■ **STATED EXERCISE**
Take the entries below and print all of them exactly, please.

--------------------------------------------------

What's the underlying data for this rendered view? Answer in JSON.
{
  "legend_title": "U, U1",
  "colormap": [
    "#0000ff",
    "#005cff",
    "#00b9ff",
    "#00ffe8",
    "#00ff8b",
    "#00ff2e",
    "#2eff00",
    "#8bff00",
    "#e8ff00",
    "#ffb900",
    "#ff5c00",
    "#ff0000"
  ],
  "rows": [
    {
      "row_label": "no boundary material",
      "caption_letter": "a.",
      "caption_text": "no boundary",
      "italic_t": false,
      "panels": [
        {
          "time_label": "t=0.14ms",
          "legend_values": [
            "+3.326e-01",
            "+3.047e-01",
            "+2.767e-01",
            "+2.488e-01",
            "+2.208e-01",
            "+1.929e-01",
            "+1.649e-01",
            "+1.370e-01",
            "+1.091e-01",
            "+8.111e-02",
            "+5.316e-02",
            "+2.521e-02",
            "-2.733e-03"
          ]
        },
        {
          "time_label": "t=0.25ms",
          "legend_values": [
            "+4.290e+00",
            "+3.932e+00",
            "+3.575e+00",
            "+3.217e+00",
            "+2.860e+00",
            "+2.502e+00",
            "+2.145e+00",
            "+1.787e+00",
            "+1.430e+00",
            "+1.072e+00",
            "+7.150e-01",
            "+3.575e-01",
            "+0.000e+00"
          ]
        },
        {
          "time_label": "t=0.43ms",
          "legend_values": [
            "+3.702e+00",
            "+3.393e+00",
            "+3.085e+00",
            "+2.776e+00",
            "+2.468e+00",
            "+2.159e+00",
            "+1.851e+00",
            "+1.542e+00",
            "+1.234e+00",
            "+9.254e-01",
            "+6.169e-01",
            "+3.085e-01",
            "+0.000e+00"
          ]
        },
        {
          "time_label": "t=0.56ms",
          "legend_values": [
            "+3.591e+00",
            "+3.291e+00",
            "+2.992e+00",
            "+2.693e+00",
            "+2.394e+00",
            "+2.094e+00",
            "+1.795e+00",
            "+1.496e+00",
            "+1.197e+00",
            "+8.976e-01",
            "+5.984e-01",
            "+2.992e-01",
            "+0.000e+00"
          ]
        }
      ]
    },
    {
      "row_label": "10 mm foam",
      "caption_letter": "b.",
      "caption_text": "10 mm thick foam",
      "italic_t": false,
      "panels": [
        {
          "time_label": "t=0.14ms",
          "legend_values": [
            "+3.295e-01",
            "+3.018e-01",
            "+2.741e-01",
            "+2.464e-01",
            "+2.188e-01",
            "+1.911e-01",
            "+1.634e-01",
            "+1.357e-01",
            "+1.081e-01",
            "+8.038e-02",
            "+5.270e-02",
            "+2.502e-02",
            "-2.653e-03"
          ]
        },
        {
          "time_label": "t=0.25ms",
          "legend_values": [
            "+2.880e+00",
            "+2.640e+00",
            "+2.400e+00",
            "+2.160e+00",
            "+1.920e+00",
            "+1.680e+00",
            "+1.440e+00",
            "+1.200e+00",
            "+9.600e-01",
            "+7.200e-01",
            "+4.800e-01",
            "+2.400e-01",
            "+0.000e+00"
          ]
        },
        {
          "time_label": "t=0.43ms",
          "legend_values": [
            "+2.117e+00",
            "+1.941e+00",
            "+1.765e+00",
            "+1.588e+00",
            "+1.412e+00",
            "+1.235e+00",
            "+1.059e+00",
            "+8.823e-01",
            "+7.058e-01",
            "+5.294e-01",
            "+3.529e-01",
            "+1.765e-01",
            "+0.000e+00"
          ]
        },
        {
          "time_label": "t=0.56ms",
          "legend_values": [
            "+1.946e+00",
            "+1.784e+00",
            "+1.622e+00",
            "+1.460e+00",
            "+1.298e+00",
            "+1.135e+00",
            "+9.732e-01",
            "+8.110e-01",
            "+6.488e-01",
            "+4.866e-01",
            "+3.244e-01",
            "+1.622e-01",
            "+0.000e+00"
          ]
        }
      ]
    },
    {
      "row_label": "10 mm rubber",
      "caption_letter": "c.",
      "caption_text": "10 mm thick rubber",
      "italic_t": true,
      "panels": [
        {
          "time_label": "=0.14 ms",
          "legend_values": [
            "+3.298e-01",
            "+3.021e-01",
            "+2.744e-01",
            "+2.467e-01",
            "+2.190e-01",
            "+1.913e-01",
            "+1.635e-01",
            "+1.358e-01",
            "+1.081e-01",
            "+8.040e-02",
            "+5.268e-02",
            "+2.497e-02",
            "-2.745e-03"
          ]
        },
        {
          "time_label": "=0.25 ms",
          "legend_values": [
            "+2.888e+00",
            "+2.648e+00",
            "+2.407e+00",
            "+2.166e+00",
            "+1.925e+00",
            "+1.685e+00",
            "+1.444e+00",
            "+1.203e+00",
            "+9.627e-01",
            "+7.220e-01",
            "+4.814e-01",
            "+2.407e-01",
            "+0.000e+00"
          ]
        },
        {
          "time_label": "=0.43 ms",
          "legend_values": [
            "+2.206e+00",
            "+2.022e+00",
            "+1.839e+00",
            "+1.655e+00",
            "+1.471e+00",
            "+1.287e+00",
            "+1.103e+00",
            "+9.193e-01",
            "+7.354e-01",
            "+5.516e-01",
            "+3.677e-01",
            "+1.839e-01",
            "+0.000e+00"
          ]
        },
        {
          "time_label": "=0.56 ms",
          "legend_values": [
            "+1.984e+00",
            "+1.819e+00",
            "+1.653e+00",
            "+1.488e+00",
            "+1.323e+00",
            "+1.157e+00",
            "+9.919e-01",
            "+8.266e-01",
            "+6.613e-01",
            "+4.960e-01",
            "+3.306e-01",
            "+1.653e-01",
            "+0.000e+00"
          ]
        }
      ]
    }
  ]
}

--------------------------------------------------

■ **RESULT OF THIS TASK**
What's the underlying data for this rendered view? Answer in JSON.
{
  "legend_title": "U, U1",
  "colormap": [
    "#0000ff",
    "#005cff",
    "#00b9ff",
    "#00ffe8",
    "#00ff8b",
    "#00ff2e",
    "#2eff00",
    "#8bff00",
    "#e8ff00",
    "#ffb900",
    "#ff5c00",
    "#ff0000"
  ],
  "rows": [
    {
      "row_label": "no boundary material",
      "caption_letter": "a.",
      "caption_text": "no boundary",
      "italic_t": false,
      "panels": [
        {
          "time_label": "t=0.14ms",
          "legend_values": [
            "+3.326e-01",
            "+3.047e-01",
            "+2.767e-01",
            "+2.488e-01",
            "+2.208e-01",
            "+1.929e-01",
            "+1.649e-01",
            "+1.370e-01",
            "+1.091e-01",
            "+8.111e-02",
            "+5.316e-02",
            "+2.521e-02",
            "-2.733e-03"
          ]
        },
        {
          "time_label": "t=0.25ms",
          "legend_values": [
            "+4.290e+00",
            "+3.932e+00",
            "+3.575e+00",
            "+3.217e+00",
            "+2.860e+00",
            "+2.502e+00",
            "+2.145e+00",
            "+1.787e+00",
            "+1.430e+00",
            "+1.072e+00",
            "+7.150e-01",
            "+3.575e-01",
            "+0.000e+00"
          ]
        },
        {
          "time_label": "t=0.43ms",
          "legend_values": [
            "+3.702e+00",
            "+3.393e+00",
            "+3.085e+00",
            "+2.776e+00",
            "+2.468e+00",
            "+2.159e+00",
            "+1.851e+00",
            "+1.542e+00",
            "+1.234e+00",
            "+9.254e-01",
            "+6.169e-01",
            "+3.085e-01",
            "+0.000e+00"
          ]
        },
        {
          "time_label": "t=0.56ms",
          "legend_values": [
            "+3.591e+00",
            "+3.291e+00",
            "+2.992e+00",
            "+2.693e+00",
            "+2.394e+00",
            "+2.094e+00",
            "+1.795e+00",
            "+1.496e+00",
            "+1.197e+00",
            "+8.976e-01",
            "+5.984e-01",
            "+2.992e-01",
            "+0.000e+00"
          ]
        }
      ]
    },
    {
      "row_label": "10 mm foam",
      "caption_letter": "b.",
      "caption_text": "10 mm thick foam",
      "italic_t": false,
      "panels": [
        {
          "time_label": "t=0.14ms",
          "legend_values": [
            "+3.295e-01",
            "+3.018e-01",
            "+2.741e-01",
            "+2.464e-01",
            "+2.188e-01",
            "+1.911e-01",
            "+1.634e-01",
            "+1.357e-01",
            "+1.081e-01",
            "+8.038e-02",
            "+5.270e-02",
            "+2.502e-02",
            "-2.653e-03"
          ]
        },
        {
          "time_label": "t=0.25ms",
          "legend_values": [
            "+2.880e+00",
            "+2.640e+00",
            "+2.400e+00",
            "+2.160e+00",
            "+1.920e+00",
            "+1.680e+00",
            "+1.440e+00",
            "+1.200e+00",
            "+9.600e-01",
            "+7.200e-01",
            "+4.800e-01",
            "+2.400e-01",
            "+0.000e+00"
          ]
        },
        {
          "time_label": "t=0.43ms",
          "legend_values": [
            "+2.117e+00",
            "+1.941e+00",
            "+1.765e+00",
            "+1.588e+00",
            "+1.412e+00",
            "+1.235e+00",
            "+1.059e+00",
            "+8.823e-01",
            "+7.058e-01",
            "+5.294e-01",
            "+3.529e-01",
            "+1.765e-01",
            "+0.000e+00"
          ]
        },
        {
          "time_label": "t=0.56ms",
          "legend_values": [
            "+1.946e+00",
            "+1.784e+00",
            "+1.622e+00",
            "+1.460e+00",
            "+1.298e+00",
            "+1.135e+00",
            "+9.732e-01",
            "+8.110e-01",
            "+6.488e-01",
            "+4.866e-01",
            "+3.244e-01",
            "+1.622e-01",
            "+0.000e+00"
          ]
        }
      ]
    },
    {
      "row_label": "10 mm rubber",
      "caption_letter": "c.",
      "caption_text": "10 mm thick rubber",
      "italic_t": true,
      "panels": [
        {
          "time_label": "=0.14 ms",
          "legend_values": [
            "+3.298e-01",
            "+3.021e-01",
            "+2.744e-01",
            "+2.467e-01",
            "+2.190e-01",
            "+1.913e-01",
            "+1.635e-01",
            "+1.358e-01",
            "+1.081e-01",
            "+8.040e-02",
            "+5.268e-02",
            "+2.497e-02",
            "-2.745e-03"
          ]
        },
        {
          "time_label": "=0.25 ms",
          "legend_values": [
            "+2.888e+00",
            "+2.648e+00",
            "+2.407e+00",
            "+2.166e+00",
            "+1.925e+00",
            "+1.685e+00",
            "+1.444e+00",
            "+1.203e+00",
            "+9.627e-01",
            "+7.220e-01",
            "+4.814e-01",
            "+2.407e-01",
            "+0.000e+00"
          ]
        },
        {
          "time_label": "=0.43 ms",
          "legend_values": [
            "+2.206e+00",
            "+2.022e+00",
            "+1.839e+00",
            "+1.655e+00",
            "+1.471e+00",
            "+1.287e+00",
            "+1.103e+00",
            "+9.193e-01",
            "+7.354e-01",
            "+5.516e-01",
            "+3.677e-01",
            "+1.839e-01",
            "+0.000e+00"
          ]
        },
        {
          "time_label": "=0.56 ms",
          "legend_values": [
            "+1.984e+00",
            "+1.819e+00",
            "+1.653e+00",
            "+1.488e+00",
            "+1.323e+00",
            "+1.157e+00",
            "+9.919e-01",
            "+8.266e-01",
            "+6.613e-01",
            "+4.960e-01",
            "+3.306e-01",
            "+1.653e-01",
            "+0.000e+00"
          ]
        }
      ]
    }
  ]
}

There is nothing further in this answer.